=== LISTED RECORDS ===
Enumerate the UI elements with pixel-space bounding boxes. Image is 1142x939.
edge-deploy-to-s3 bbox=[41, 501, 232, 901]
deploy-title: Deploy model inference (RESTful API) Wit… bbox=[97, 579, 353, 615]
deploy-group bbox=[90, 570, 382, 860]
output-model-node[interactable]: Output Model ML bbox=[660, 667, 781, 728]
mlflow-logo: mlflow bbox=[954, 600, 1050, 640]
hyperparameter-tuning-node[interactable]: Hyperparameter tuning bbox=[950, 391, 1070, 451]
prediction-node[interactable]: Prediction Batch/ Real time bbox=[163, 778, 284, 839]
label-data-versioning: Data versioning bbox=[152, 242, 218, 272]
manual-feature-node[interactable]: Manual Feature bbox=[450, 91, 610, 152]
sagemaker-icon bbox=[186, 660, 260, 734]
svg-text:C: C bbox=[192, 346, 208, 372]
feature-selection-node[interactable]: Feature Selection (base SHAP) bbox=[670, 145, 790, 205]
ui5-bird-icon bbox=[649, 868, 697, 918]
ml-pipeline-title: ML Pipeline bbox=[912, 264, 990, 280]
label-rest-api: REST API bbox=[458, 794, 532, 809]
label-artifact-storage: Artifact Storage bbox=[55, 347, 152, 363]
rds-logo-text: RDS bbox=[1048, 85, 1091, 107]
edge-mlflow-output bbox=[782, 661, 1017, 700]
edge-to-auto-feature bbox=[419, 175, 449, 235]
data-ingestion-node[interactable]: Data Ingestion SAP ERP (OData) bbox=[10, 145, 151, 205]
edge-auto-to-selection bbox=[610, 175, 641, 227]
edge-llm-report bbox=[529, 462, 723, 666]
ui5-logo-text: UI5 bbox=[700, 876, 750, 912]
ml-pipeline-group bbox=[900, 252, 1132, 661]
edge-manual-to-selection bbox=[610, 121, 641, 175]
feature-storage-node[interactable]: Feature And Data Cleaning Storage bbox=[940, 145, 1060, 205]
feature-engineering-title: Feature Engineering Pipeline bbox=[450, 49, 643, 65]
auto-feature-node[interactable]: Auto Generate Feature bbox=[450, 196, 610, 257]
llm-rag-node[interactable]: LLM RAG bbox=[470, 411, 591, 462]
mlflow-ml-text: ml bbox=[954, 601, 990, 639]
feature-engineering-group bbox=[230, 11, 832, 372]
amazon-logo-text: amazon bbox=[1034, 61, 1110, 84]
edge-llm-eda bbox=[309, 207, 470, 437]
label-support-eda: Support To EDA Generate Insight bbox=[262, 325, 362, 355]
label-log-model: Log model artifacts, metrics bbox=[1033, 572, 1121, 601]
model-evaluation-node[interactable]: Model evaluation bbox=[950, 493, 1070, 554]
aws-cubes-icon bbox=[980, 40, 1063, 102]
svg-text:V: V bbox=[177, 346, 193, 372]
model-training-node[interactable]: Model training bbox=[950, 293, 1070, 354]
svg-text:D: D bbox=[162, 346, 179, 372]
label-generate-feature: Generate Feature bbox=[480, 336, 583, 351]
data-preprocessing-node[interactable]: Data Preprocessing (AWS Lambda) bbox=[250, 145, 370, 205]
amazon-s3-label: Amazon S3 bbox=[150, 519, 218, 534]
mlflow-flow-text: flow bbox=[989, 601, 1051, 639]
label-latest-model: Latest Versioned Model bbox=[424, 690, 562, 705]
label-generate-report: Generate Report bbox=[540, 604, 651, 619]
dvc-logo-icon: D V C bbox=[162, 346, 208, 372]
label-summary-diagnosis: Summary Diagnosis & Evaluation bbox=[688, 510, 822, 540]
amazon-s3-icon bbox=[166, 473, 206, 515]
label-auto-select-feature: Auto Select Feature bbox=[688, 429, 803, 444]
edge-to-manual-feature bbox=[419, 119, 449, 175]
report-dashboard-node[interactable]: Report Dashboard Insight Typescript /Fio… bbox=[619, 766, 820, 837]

* * *

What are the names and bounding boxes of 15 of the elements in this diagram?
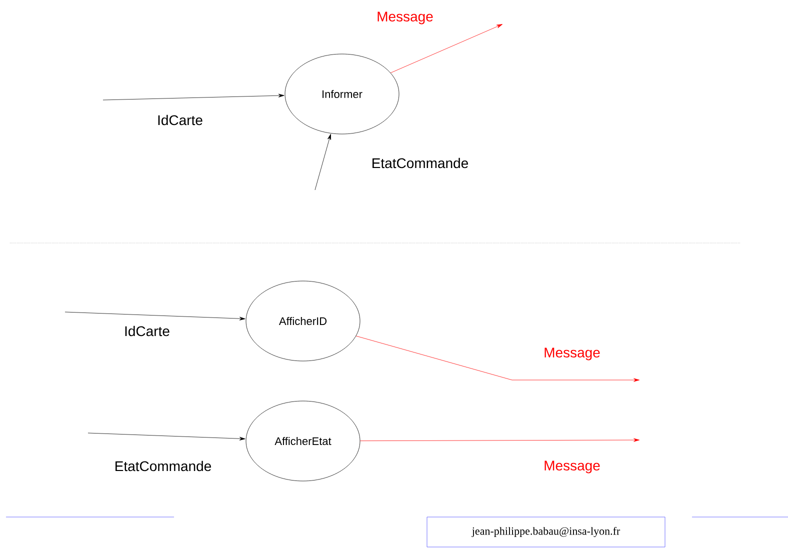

=== CHALLENGE ===
Convert the lines into a numbered list, starting at the line that contains "Enumerate the UI" and stopping after the line that contains "edge-manual-to-selection bbox=[610, 121, 641, 175]". Leave out any blank lines.

=== ANSWER IN FULL ===
1. Enumerate the UI elements with pixel-space bounding boxes. Image is 1142x939.
2. edge-deploy-to-s3 bbox=[41, 501, 232, 901]
3. deploy-title: Deploy model inference (RESTful API) Wit… bbox=[97, 579, 353, 615]
4. deploy-group bbox=[90, 570, 382, 860]
5. output-model-node[interactable]: Output Model ML bbox=[660, 667, 781, 728]
6. mlflow-logo: mlflow bbox=[954, 600, 1050, 640]
7. hyperparameter-tuning-node[interactable]: Hyperparameter tuning bbox=[950, 391, 1070, 451]
8. prediction-node[interactable]: Prediction Batch/ Real time bbox=[163, 778, 284, 839]
9. label-data-versioning: Data versioning bbox=[152, 242, 218, 272]
10. manual-feature-node[interactable]: Manual Feature bbox=[450, 91, 610, 152]
11. sagemaker-icon bbox=[186, 660, 260, 734]
12. svg-text:C: C bbox=[192, 346, 208, 372]
13. feature-selection-node[interactable]: Feature Selection (base SHAP) bbox=[670, 145, 790, 205]
14. ui5-bird-icon bbox=[649, 868, 697, 918]
15. ml-pipeline-title: ML Pipeline bbox=[912, 264, 990, 280]
16. label-rest-api: REST API bbox=[458, 794, 532, 809]
17. label-artifact-storage: Artifact Storage bbox=[55, 347, 152, 363]
18. rds-logo-text: RDS bbox=[1048, 85, 1091, 107]
19. edge-mlflow-output bbox=[782, 661, 1017, 700]
20. edge-to-auto-feature bbox=[419, 175, 449, 235]
21. data-ingestion-node[interactable]: Data Ingestion SAP ERP (OData) bbox=[10, 145, 151, 205]
22. edge-auto-to-selection bbox=[610, 175, 641, 227]
23. edge-llm-report bbox=[529, 462, 723, 666]
24. ui5-logo-text: UI5 bbox=[700, 876, 750, 912]
25. ml-pipeline-group bbox=[900, 252, 1132, 661]
26. edge-manual-to-selection bbox=[610, 121, 641, 175]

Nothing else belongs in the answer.